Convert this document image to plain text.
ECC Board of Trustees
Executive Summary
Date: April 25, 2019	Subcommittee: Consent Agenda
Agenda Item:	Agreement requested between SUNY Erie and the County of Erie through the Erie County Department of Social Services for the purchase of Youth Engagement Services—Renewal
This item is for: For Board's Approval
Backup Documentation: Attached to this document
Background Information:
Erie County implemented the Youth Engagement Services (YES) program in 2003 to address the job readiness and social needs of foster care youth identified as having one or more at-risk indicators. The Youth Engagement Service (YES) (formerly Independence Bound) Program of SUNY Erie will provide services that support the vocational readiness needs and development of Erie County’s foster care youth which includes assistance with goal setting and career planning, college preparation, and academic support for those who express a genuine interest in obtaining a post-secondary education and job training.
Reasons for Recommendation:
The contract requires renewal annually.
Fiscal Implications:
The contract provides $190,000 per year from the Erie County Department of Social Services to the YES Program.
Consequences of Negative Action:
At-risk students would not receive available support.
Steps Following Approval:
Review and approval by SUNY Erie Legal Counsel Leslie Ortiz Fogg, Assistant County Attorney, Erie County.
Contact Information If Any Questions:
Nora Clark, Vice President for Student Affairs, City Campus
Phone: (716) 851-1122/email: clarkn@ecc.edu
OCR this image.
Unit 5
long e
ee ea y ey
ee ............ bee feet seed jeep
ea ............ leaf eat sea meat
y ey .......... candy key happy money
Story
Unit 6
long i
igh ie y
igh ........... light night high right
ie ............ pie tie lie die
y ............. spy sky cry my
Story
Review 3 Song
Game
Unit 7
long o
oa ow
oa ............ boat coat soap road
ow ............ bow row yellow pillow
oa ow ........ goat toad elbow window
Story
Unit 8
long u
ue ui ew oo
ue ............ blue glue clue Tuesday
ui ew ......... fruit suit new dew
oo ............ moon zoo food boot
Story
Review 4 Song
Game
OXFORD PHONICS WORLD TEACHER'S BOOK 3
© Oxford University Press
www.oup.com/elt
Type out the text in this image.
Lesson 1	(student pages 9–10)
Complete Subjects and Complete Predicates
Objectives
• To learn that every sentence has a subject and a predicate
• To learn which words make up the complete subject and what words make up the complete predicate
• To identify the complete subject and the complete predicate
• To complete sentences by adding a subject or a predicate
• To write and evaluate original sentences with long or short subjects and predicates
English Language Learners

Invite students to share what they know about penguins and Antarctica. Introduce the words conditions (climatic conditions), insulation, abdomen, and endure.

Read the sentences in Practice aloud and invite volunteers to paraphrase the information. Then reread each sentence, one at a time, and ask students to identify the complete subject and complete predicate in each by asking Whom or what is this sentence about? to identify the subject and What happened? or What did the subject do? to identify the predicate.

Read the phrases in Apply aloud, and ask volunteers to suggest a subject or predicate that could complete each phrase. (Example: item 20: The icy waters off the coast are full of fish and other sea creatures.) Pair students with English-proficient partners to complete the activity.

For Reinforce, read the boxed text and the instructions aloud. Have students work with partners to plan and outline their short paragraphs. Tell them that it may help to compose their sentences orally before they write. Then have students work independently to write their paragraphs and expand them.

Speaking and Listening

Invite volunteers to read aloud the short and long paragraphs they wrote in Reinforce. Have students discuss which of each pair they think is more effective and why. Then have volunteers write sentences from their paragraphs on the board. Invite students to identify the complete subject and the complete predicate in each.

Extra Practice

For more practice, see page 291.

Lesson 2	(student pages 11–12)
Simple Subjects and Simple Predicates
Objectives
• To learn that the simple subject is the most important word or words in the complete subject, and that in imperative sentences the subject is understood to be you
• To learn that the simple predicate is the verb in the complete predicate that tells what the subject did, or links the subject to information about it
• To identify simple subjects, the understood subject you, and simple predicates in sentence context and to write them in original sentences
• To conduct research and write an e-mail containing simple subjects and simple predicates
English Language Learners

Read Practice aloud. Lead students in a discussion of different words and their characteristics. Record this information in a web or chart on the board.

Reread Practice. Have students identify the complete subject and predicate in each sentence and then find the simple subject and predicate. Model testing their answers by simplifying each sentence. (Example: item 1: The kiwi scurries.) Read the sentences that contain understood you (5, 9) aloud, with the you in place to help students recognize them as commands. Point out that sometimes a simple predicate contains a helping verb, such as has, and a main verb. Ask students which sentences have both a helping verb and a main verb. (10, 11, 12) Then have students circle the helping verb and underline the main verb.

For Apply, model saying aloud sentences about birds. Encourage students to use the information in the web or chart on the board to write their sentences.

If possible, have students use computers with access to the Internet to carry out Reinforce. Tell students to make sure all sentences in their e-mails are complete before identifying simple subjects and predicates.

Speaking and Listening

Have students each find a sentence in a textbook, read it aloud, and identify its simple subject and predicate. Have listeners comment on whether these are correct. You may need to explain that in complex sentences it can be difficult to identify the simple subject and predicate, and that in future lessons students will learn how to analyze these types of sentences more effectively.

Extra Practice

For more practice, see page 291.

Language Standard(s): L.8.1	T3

- GOAL: Look over the listing. Pull out every line with the string "words" in it.

- SOLUTION FOR THIS EXERCISE:
• To learn which words make up the complete subject and what words make up the complete predicate
Invite students to share what they know about penguins and Antarctica. Introduce the words conditions (climatic conditions), insulation, abdomen, and endure.
• To learn that the simple subject is the most important word or words in the complete subject, and that in imperative sentences the subject is understood to be you
Read Practice aloud. Lead students in a discussion of different words and their characteristics. Record this information in a web or chart on the board.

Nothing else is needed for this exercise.